§ Dataset entries on figures
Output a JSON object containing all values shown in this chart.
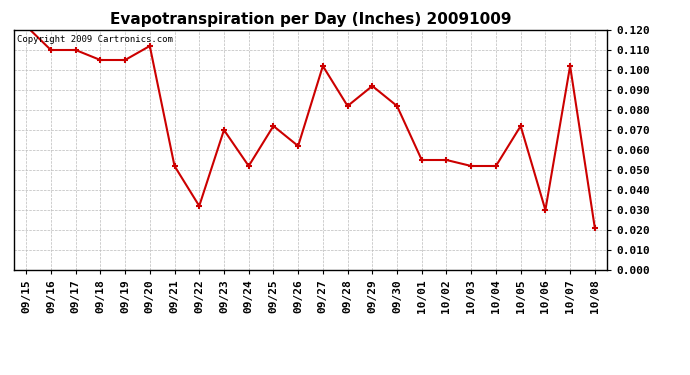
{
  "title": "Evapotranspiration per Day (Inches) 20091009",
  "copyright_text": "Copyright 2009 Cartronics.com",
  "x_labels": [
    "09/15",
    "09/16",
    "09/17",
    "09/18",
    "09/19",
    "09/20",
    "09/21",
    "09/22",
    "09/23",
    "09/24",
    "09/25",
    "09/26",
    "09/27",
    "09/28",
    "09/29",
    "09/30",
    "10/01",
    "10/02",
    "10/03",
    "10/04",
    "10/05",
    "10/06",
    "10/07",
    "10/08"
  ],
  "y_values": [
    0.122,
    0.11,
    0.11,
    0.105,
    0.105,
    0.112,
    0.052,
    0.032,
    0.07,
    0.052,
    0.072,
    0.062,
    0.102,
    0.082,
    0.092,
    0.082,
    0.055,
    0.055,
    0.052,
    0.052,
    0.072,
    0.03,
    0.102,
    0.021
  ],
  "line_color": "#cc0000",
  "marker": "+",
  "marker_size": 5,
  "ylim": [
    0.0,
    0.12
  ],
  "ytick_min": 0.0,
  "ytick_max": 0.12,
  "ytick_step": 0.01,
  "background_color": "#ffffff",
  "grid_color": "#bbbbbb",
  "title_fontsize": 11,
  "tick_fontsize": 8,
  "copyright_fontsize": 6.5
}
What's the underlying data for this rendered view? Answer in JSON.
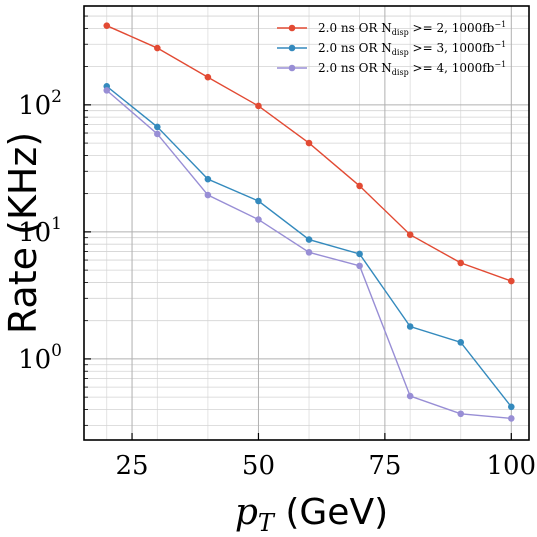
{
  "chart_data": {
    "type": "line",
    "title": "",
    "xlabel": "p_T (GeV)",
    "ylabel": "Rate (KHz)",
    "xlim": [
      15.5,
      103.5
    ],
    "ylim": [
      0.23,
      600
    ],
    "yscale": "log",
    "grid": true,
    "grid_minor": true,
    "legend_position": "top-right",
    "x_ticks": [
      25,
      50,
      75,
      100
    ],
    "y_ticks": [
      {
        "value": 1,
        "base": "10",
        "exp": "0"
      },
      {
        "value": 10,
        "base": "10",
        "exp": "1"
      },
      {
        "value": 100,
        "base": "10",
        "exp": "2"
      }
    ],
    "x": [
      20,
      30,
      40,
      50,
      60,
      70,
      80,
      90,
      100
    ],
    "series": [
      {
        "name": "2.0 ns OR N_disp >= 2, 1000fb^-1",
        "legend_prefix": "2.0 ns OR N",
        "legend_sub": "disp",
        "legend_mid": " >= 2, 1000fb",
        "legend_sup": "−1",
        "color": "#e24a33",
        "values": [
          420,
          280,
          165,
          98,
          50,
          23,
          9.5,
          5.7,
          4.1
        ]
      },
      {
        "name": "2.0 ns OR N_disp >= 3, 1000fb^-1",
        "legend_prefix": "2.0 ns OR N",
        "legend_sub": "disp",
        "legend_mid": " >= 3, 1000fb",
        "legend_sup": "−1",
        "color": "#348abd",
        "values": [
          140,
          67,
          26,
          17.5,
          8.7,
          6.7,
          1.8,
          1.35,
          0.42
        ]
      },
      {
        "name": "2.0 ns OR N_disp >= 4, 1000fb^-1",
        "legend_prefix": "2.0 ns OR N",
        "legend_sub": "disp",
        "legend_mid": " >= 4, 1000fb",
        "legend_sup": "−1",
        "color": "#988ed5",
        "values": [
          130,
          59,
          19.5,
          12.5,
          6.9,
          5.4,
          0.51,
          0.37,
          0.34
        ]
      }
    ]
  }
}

§ Exercise requirements
Pictures in the records above should not be copied. Repeat everything else exactly.

§ The output
Output a JSON object containing all values shown in this chart.
{
  "title": "Evapotranspiration per Day (Inches) 20091009",
  "copyright_text": "Copyright 2009 Cartronics.com",
  "x_labels": [
    "09/15",
    "09/16",
    "09/17",
    "09/18",
    "09/19",
    "09/20",
    "09/21",
    "09/22",
    "09/23",
    "09/24",
    "09/25",
    "09/26",
    "09/27",
    "09/28",
    "09/29",
    "09/30",
    "10/01",
    "10/02",
    "10/03",
    "10/04",
    "10/05",
    "10/06",
    "10/07",
    "10/08"
  ],
  "y_values": [
    0.122,
    0.11,
    0.11,
    0.105,
    0.105,
    0.112,
    0.052,
    0.032,
    0.07,
    0.052,
    0.072,
    0.062,
    0.102,
    0.082,
    0.092,
    0.082,
    0.055,
    0.055,
    0.052,
    0.052,
    0.072,
    0.03,
    0.102,
    0.021
  ],
  "line_color": "#cc0000",
  "marker": "+",
  "marker_size": 5,
  "ylim": [
    0.0,
    0.12
  ],
  "ytick_min": 0.0,
  "ytick_max": 0.12,
  "ytick_step": 0.01,
  "background_color": "#ffffff",
  "grid_color": "#bbbbbb",
  "title_fontsize": 11,
  "tick_fontsize": 8,
  "copyright_fontsize": 6.5
}
What's the underlying data for this rendered view? Answer in JSON.
{
  "chart_data": {
    "type": "line",
    "title": "",
    "xlabel": "p_T (GeV)",
    "ylabel": "Rate (KHz)",
    "xlim": [
      15.5,
      103.5
    ],
    "ylim": [
      0.23,
      600
    ],
    "yscale": "log",
    "grid": true,
    "grid_minor": true,
    "legend_position": "top-right",
    "x_ticks": [
      25,
      50,
      75,
      100
    ],
    "y_ticks": [
      {
        "value": 1,
        "base": "10",
        "exp": "0"
      },
      {
        "value": 10,
        "base": "10",
        "exp": "1"
      },
      {
        "value": 100,
        "base": "10",
        "exp": "2"
      }
    ],
    "x": [
      20,
      30,
      40,
      50,
      60,
      70,
      80,
      90,
      100
    ],
    "series": [
      {
        "name": "2.0 ns OR N_disp >= 2, 1000fb^-1",
        "legend_prefix": "2.0 ns OR N",
        "legend_sub": "disp",
        "legend_mid": " >= 2, 1000fb",
        "legend_sup": "−1",
        "color": "#e24a33",
        "values": [
          420,
          280,
          165,
          98,
          50,
          23,
          9.5,
          5.7,
          4.1
        ]
      },
      {
        "name": "2.0 ns OR N_disp >= 3, 1000fb^-1",
        "legend_prefix": "2.0 ns OR N",
        "legend_sub": "disp",
        "legend_mid": " >= 3, 1000fb",
        "legend_sup": "−1",
        "color": "#348abd",
        "values": [
          140,
          67,
          26,
          17.5,
          8.7,
          6.7,
          1.8,
          1.35,
          0.42
        ]
      },
      {
        "name": "2.0 ns OR N_disp >= 4, 1000fb^-1",
        "legend_prefix": "2.0 ns OR N",
        "legend_sub": "disp",
        "legend_mid": " >= 4, 1000fb",
        "legend_sup": "−1",
        "color": "#988ed5",
        "values": [
          130,
          59,
          19.5,
          12.5,
          6.9,
          5.4,
          0.51,
          0.37,
          0.34
        ]
      }
    ]
  }
}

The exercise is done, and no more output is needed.